#### AVAILABLE RECORDS

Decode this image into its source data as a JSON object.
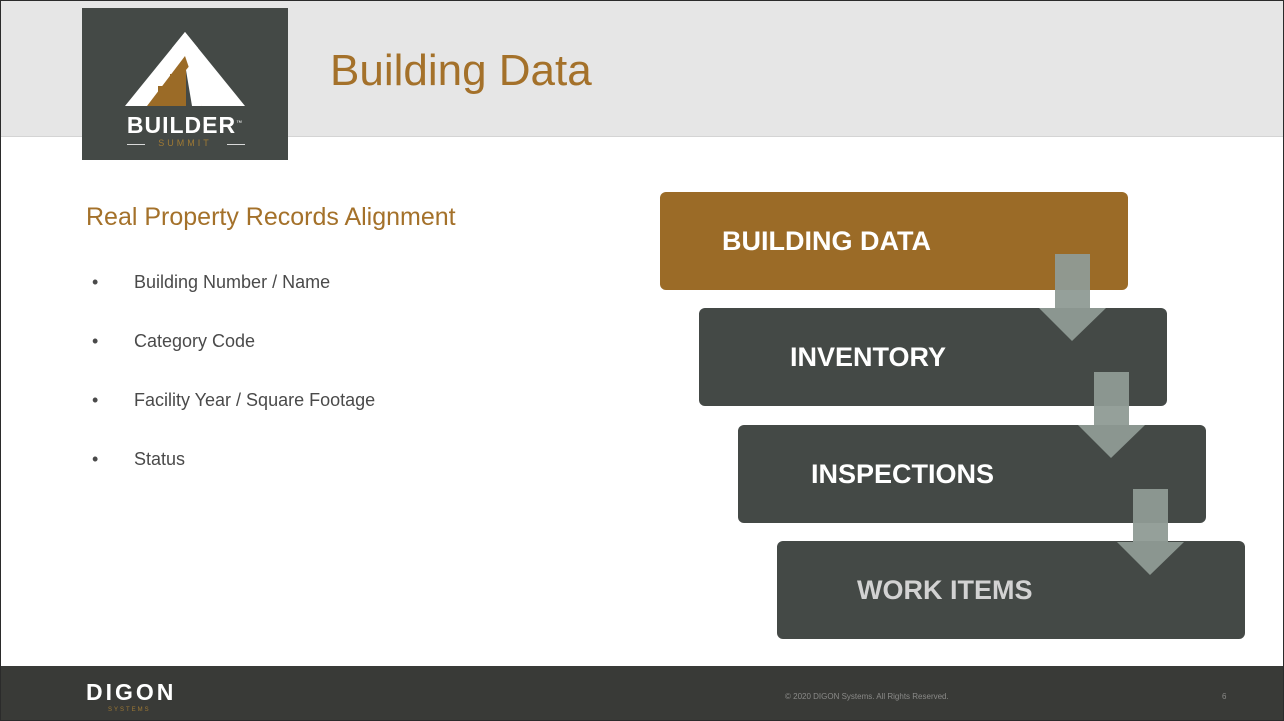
{
  "header": {
    "title": "Building Data",
    "logo_name": "BUILDER",
    "logo_sub": "SUMMIT",
    "logo_mark": "™"
  },
  "main": {
    "heading": "Real Property Records Alignment",
    "bullets": [
      "Building Number / Name",
      "Category Code",
      "Facility Year / Square Footage",
      "Status"
    ],
    "bullet_char": "•"
  },
  "flow": {
    "steps": [
      "BUILDING DATA",
      "INVENTORY",
      "INSPECTIONS",
      "WORK ITEMS"
    ]
  },
  "footer": {
    "brand": "DIGON",
    "brand_sub": "SYSTEMS",
    "copyright": "© 2020 DIGON Systems.  All Rights Reserved.",
    "page_number": "6"
  },
  "colors": {
    "accent_brown": "#9b6b27",
    "dark_gray": "#444946",
    "header_band": "#e6e6e6",
    "footer": "#393a37",
    "arrow": "#8f9b95"
  }
}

########

TASK DETAILS: Go through the material and copy out every line with "DIGON" in it.

OUTPUT:
    "brand": "DIGON",
    "copyright": "© 2020 DIGON Systems.  All Rights Reserved.",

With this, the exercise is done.